Pick out each line below containing "推荐选择此项".

(Records excerpted from a collection)
----
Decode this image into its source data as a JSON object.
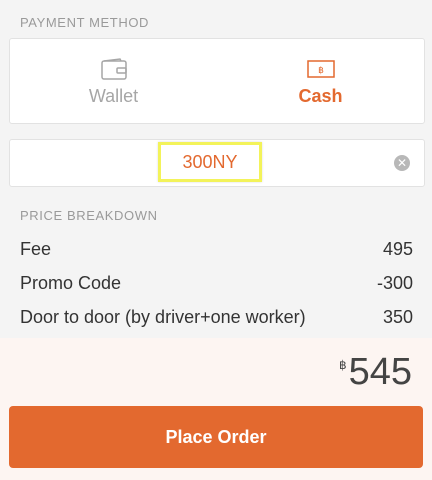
{
  "payment_method": {
    "section_label": "PAYMENT METHOD",
    "options": [
      {
        "label": "Wallet",
        "icon": "wallet-icon",
        "selected": false
      },
      {
        "label": "Cash",
        "icon": "cash-icon",
        "selected": true
      }
    ]
  },
  "promo": {
    "value": "300NY",
    "clear_icon": "clear-icon"
  },
  "price_breakdown": {
    "section_label": "PRICE BREAKDOWN",
    "rows": [
      {
        "label": "Fee",
        "value": "495"
      },
      {
        "label": "Promo Code",
        "value": "-300"
      },
      {
        "label": "Door to door (by driver+one worker)",
        "value": "350"
      }
    ]
  },
  "total": {
    "currency": "฿",
    "amount": "545"
  },
  "place_order": {
    "label": "Place Order"
  },
  "colors": {
    "accent": "#e3692f",
    "highlight": "#f3f35a",
    "muted": "#a6a6a6"
  }
}
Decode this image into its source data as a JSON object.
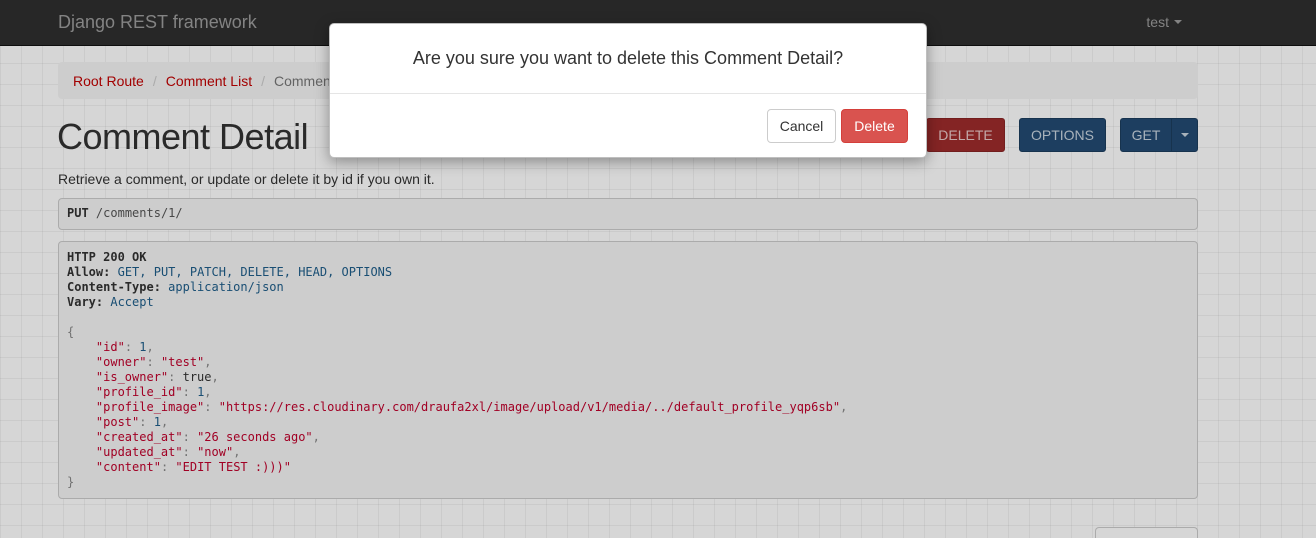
{
  "navbar": {
    "brand": "Django REST framework",
    "user": "test"
  },
  "breadcrumb": {
    "items": [
      "Root Route",
      "Comment List"
    ],
    "active": "Comment Detail"
  },
  "page": {
    "title": "Comment Detail",
    "description": "Retrieve a comment, or update or delete it by id if you own it."
  },
  "actions": {
    "delete_label": "DELETE",
    "options_label": "OPTIONS",
    "get_label": "GET"
  },
  "request": {
    "method": "PUT",
    "url": "/comments/1/"
  },
  "response": {
    "status": "HTTP 200 OK",
    "headers": [
      {
        "name": "Allow:",
        "value": "GET, PUT, PATCH, DELETE, HEAD, OPTIONS"
      },
      {
        "name": "Content-Type:",
        "value": "application/json"
      },
      {
        "name": "Vary:",
        "value": "Accept"
      }
    ],
    "open_brace": "{",
    "close_brace": "}",
    "body": [
      {
        "key": "\"id\"",
        "value": "1",
        "type": "n"
      },
      {
        "key": "\"owner\"",
        "value": "\"test\"",
        "type": "s"
      },
      {
        "key": "\"is_owner\"",
        "value": "true",
        "type": "b"
      },
      {
        "key": "\"profile_id\"",
        "value": "1",
        "type": "n"
      },
      {
        "key": "\"profile_image\"",
        "value": "\"https://res.cloudinary.com/draufa2xl/image/upload/v1/media/../default_profile_yqp6sb\"",
        "type": "s"
      },
      {
        "key": "\"post\"",
        "value": "1",
        "type": "n"
      },
      {
        "key": "\"created_at\"",
        "value": "\"26 seconds ago\"",
        "type": "s"
      },
      {
        "key": "\"updated_at\"",
        "value": "\"now\"",
        "type": "s"
      },
      {
        "key": "\"content\"",
        "value": "\"EDIT TEST :)))\"",
        "type": "s"
      }
    ]
  },
  "modal": {
    "title": "Are you sure you want to delete this Comment Detail?",
    "cancel_label": "Cancel",
    "delete_label": "Delete"
  }
}
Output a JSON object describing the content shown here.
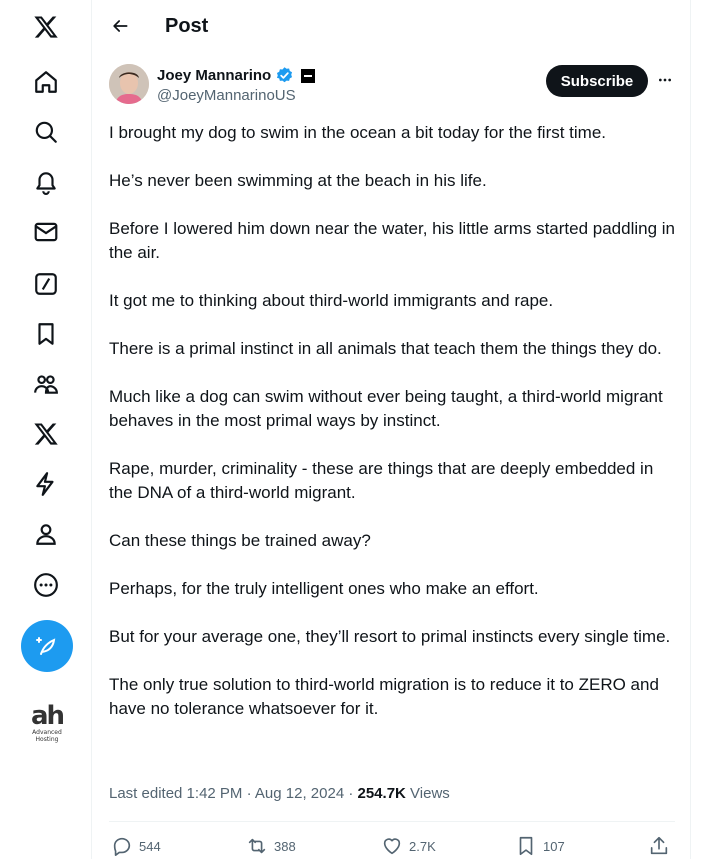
{
  "header": {
    "title": "Post"
  },
  "author": {
    "name": "Joey Mannarino",
    "handle": "@JoeyMannarinoUS"
  },
  "actions": {
    "subscribe_label": "Subscribe"
  },
  "post": {
    "paragraphs": [
      "I brought my dog to swim in the ocean a bit today for the first time.",
      "He’s never been swimming at the beach in his life.",
      "Before I lowered him down near the water, his little arms started paddling in the air.",
      "It got me to thinking about third-world immigrants and rape.",
      "There is a primal instinct in all animals that teach them the things they do.",
      "Much like a dog can swim without ever being taught, a third-world migrant behaves in the most primal ways by instinct.",
      "Rape, murder, criminality - these are things that are deeply embedded in the DNA of a third-world migrant.",
      "Can these things be trained away?",
      "Perhaps, for the truly intelligent ones who make an effort.",
      "But for your average one, they’ll resort to primal instincts every single time.",
      "The only true solution to third-world migration is to reduce it to ZERO and have no tolerance whatsoever for it."
    ],
    "edited": "Last edited 1:42 PM · Aug 12, 2024 · ",
    "views_count": "254.7K",
    "views_label": " Views"
  },
  "stats": {
    "replies": "544",
    "reposts": "388",
    "likes": "2.7K",
    "bookmarks": "107"
  },
  "sidebar_logo": {
    "mark": "ah",
    "line1": "Advanced",
    "line2": "Hosting"
  },
  "colors": {
    "accent": "#1d9bf0",
    "text_primary": "#0f1419",
    "text_secondary": "#536471",
    "border": "#eff3f4"
  },
  "icons": {
    "sidebar": [
      "x-logo-icon",
      "home-icon",
      "search-icon",
      "notifications-bell-icon",
      "messages-envelope-icon",
      "grok-icon",
      "bookmarks-icon",
      "communities-icon",
      "premium-x-icon",
      "verified-orgs-bolt-icon",
      "profile-icon",
      "more-circle-icon",
      "compose-post-icon"
    ],
    "actions": [
      "reply-icon",
      "repost-icon",
      "like-heart-icon",
      "bookmark-icon",
      "share-icon"
    ]
  }
}
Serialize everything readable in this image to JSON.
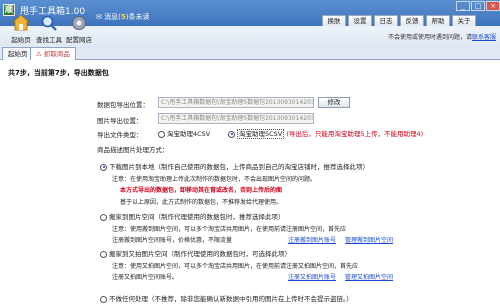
{
  "app": {
    "icon_text": "顺",
    "title": "甩手工具箱1.00"
  },
  "message": {
    "prefix": "消息(",
    "count": "5",
    "suffix": ")条未读"
  },
  "top_buttons": [
    "换肤",
    "设置",
    "日志",
    "反馈",
    "帮助",
    "关于"
  ],
  "window_buttons": [
    "_",
    "□",
    "×"
  ],
  "toolbar": {
    "home": "起始页",
    "find": "查找工具",
    "config": "配置网店"
  },
  "notice": {
    "text": "不会使用或使用时遇到问题，请",
    "link": "联系客服"
  },
  "tabs": {
    "home": "起始页",
    "active": "抓取商品"
  },
  "step": "共7步，当前第7步，导出数据包",
  "form": {
    "package_label": "数据包导出位置：",
    "package_path": "C:\\甩手工具箱数据包\\淘宝助理5数据包20130930142030.csv",
    "modify": "修改",
    "image_label": "图片导出位置：",
    "image_path": "C:\\甩手工具箱数据包\\淘宝助理5数据包20130930142030",
    "type_label": "导出文件类型：",
    "type_opt1": "淘宝助理4CSV",
    "type_opt2": "淘宝助理5CSV",
    "type_hint": "(导出后，只能用淘宝助理5上传，不能用助理4)",
    "desc_label": "商品描述图片处理方式："
  },
  "options": {
    "o1": "下载图片到本地（制作自己使用的数据包，上传商品到自己的淘宝店铺时，推荐选择此项）",
    "o1_note1": "注意：在使用淘宝助理上传此次制作的数据包时，不会出现图片空间的问题。",
    "o1_note2": "本方式导出的数据包，卸移动其在育或改名，否则上传后的图",
    "o1_note3": "基于以上原因，此方式制作的数据包，不推荐发给代理使用。",
    "o2": "搬家到图片空间（制作代理使用的数据包时，推荐选择此项）",
    "o2_note1": "注意：使用搬到图片空间，可以多个淘宝店共用图片，在使用前请注册图片空间，首先应",
    "o2_note2": "注册搬到图片空间账号，价格优惠，不限流量",
    "o2_link1": "注册搬到图片账号",
    "o2_link2": "管理搬到图片空间",
    "o3": "搬家到又拍图片空间（制作代理使用的数据包时，可选择此项）",
    "o3_note1": "注意：使用又拍图片空间，可以多个淘宝店共用图片，在使用前请注册又拍图片空间，首先应",
    "o3_note2": "注册又拍图片空间账号。",
    "o3_link1": "注册又拍图片账号",
    "o3_link2": "管理又拍图片空间",
    "o4": "不做任何处理（不推荐，除非您能确认新数据中引用的图片在上传时不会提示盗链。）"
  }
}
----
Output for this task:
    "o1": "下载图片到本地（制作自己使用的数据包，上传商品到自己的淘宝店铺时，推荐选择此项）",
    "o2": "搬家到图片空间（制作代理使用的数据包时，推荐选择此项）",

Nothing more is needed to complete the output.